─── Record excerpts

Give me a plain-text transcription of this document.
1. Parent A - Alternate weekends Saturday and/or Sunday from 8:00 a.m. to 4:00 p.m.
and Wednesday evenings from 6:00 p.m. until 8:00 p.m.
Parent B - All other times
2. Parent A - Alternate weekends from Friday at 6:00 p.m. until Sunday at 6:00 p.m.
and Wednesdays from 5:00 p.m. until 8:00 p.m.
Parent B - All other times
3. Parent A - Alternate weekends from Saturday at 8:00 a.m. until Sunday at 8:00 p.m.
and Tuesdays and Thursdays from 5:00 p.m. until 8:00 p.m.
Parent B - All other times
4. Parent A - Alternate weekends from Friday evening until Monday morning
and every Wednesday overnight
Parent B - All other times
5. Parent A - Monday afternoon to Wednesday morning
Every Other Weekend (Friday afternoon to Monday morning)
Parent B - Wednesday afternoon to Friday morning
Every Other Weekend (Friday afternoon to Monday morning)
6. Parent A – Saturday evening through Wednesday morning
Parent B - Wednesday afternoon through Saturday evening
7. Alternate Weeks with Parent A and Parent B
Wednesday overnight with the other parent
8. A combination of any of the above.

──────
─── Record excerpts

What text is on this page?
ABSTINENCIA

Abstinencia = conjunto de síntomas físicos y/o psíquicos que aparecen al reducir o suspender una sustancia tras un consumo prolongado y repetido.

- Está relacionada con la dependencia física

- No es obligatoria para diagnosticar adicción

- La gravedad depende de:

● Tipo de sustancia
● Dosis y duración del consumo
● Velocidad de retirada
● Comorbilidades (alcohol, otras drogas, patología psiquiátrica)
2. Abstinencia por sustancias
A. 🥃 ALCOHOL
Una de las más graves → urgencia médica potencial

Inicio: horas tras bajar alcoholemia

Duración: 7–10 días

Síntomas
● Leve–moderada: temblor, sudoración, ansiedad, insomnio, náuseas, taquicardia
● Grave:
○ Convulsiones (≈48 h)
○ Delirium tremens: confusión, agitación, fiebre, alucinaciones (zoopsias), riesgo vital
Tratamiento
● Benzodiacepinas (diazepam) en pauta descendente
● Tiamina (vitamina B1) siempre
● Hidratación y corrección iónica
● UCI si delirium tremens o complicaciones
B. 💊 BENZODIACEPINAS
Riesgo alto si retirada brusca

──────
─── Record excerpts

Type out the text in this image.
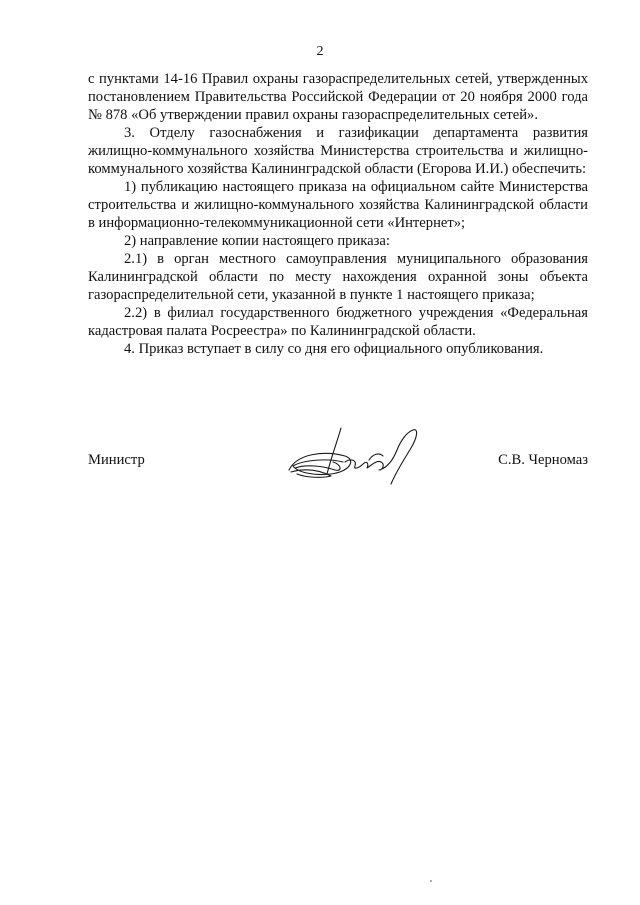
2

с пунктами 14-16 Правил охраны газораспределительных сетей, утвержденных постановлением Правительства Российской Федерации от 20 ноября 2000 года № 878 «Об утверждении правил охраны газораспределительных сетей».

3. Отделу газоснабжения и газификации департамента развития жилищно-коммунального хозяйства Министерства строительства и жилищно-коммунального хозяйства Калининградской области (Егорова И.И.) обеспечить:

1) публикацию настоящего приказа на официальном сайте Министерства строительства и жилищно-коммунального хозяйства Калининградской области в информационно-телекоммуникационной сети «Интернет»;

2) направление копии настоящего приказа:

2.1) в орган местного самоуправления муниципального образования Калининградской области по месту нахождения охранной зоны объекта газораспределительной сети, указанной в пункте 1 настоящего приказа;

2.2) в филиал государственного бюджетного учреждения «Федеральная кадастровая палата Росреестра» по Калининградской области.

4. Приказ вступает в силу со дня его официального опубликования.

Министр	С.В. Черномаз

──────

# [Exercise aim]
Above are the records. Copy every line in them holding "Министерства".

# [Expected answer]
3. Отделу газоснабжения и газификации департамента развития жилищно-коммунального хозяйства Министерства строительства и жилищно-коммунального хозяйства Калининградской области (Егорова И.И.) обеспечить:
1) публикацию настоящего приказа на официальном сайте Министерства строительства и жилищно-коммунального хозяйства Калининградской области в информационно-телекоммуникационной сети «Интернет»;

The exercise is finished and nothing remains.